## Data supplied
#####
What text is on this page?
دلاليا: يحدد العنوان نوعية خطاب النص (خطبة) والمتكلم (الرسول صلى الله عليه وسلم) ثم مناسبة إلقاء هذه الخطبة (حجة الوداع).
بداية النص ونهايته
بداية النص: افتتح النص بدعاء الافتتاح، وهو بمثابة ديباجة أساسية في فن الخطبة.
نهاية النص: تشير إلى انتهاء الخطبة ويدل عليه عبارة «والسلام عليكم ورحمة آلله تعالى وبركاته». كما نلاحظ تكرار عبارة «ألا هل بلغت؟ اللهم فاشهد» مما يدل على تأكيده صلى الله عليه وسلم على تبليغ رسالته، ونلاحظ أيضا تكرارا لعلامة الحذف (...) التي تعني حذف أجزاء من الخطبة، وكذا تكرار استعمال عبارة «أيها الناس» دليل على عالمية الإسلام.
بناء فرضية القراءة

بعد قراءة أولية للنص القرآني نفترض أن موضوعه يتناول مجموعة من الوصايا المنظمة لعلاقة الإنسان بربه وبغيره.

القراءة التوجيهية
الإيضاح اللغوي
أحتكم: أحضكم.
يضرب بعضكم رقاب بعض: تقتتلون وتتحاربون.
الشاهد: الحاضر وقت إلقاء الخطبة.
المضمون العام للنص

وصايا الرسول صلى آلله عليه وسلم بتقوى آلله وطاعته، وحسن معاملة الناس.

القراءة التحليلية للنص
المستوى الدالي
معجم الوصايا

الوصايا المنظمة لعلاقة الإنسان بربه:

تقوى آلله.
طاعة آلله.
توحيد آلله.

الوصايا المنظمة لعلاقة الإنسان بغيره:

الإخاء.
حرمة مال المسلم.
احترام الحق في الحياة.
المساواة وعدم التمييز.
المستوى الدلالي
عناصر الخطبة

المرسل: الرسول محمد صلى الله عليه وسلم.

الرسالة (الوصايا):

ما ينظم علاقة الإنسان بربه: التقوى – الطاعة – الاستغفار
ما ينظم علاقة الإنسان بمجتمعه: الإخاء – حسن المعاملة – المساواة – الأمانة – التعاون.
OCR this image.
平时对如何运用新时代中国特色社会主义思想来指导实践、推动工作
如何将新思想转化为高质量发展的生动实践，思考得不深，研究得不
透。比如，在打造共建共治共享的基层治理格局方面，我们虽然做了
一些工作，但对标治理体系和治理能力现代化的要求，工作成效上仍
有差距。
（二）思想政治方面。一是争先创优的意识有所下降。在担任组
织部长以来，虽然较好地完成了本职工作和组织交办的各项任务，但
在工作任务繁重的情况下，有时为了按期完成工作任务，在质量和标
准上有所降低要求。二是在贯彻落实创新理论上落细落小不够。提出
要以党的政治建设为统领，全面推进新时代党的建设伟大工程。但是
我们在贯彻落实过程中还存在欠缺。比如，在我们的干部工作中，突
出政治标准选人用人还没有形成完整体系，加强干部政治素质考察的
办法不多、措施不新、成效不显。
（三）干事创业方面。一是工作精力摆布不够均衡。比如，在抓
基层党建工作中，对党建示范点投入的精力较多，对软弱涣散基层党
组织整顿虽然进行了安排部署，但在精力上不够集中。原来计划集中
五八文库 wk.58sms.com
#####
## Exercise objective
Write out the entries above word for word.

## Answer in full
What text is on this page?
دلاليا: يحدد العنوان نوعية خطاب النص (خطبة) والمتكلم (الرسول صلى الله عليه وسلم) ثم مناسبة إلقاء هذه الخطبة (حجة الوداع).
بداية النص ونهايته
بداية النص: افتتح النص بدعاء الافتتاح، وهو بمثابة ديباجة أساسية في فن الخطبة.
نهاية النص: تشير إلى انتهاء الخطبة ويدل عليه عبارة «والسلام عليكم ورحمة آلله تعالى وبركاته». كما نلاحظ تكرار عبارة «ألا هل بلغت؟ اللهم فاشهد» مما يدل على تأكيده صلى الله عليه وسلم على تبليغ رسالته، ونلاحظ أيضا تكرارا لعلامة الحذف (...) التي تعني حذف أجزاء من الخطبة، وكذا تكرار استعمال عبارة «أيها الناس» دليل على عالمية الإسلام.
بناء فرضية القراءة

بعد قراءة أولية للنص القرآني نفترض أن موضوعه يتناول مجموعة من الوصايا المنظمة لعلاقة الإنسان بربه وبغيره.

القراءة التوجيهية
الإيضاح اللغوي
أحتكم: أحضكم.
يضرب بعضكم رقاب بعض: تقتتلون وتتحاربون.
الشاهد: الحاضر وقت إلقاء الخطبة.
المضمون العام للنص

وصايا الرسول صلى آلله عليه وسلم بتقوى آلله وطاعته، وحسن معاملة الناس.

القراءة التحليلية للنص
المستوى الدالي
معجم الوصايا

الوصايا المنظمة لعلاقة الإنسان بربه:

تقوى آلله.
طاعة آلله.
توحيد آلله.

الوصايا المنظمة لعلاقة الإنسان بغيره:

الإخاء.
حرمة مال المسلم.
احترام الحق في الحياة.
المساواة وعدم التمييز.
المستوى الدلالي
عناصر الخطبة

المرسل: الرسول محمد صلى الله عليه وسلم.

الرسالة (الوصايا):

ما ينظم علاقة الإنسان بربه: التقوى – الطاعة – الاستغفار
ما ينظم علاقة الإنسان بمجتمعه: الإخاء – حسن المعاملة – المساواة – الأمانة – التعاون.
OCR this image.
平时对如何运用新时代中国特色社会主义思想来指导实践、推动工作
如何将新思想转化为高质量发展的生动实践，思考得不深，研究得不
透。比如，在打造共建共治共享的基层治理格局方面，我们虽然做了
一些工作，但对标治理体系和治理能力现代化的要求，工作成效上仍
有差距。
（二）思想政治方面。一是争先创优的意识有所下降。在担任组
织部长以来，虽然较好地完成了本职工作和组织交办的各项任务，但
在工作任务繁重的情况下，有时为了按期完成工作任务，在质量和标
准上有所降低要求。二是在贯彻落实创新理论上落细落小不够。提出
要以党的政治建设为统领，全面推进新时代党的建设伟大工程。但是
我们在贯彻落实过程中还存在欠缺。比如，在我们的干部工作中，突
出政治标准选人用人还没有形成完整体系，加强干部政治素质考察的
办法不多、措施不新、成效不显。
（三）干事创业方面。一是工作精力摆布不够均衡。比如，在抓
基层党建工作中，对党建示范点投入的精力较多，对软弱涣散基层党
组织整顿虽然进行了安排部署，但在精力上不够集中。原来计划集中
五八文库 wk.58sms.com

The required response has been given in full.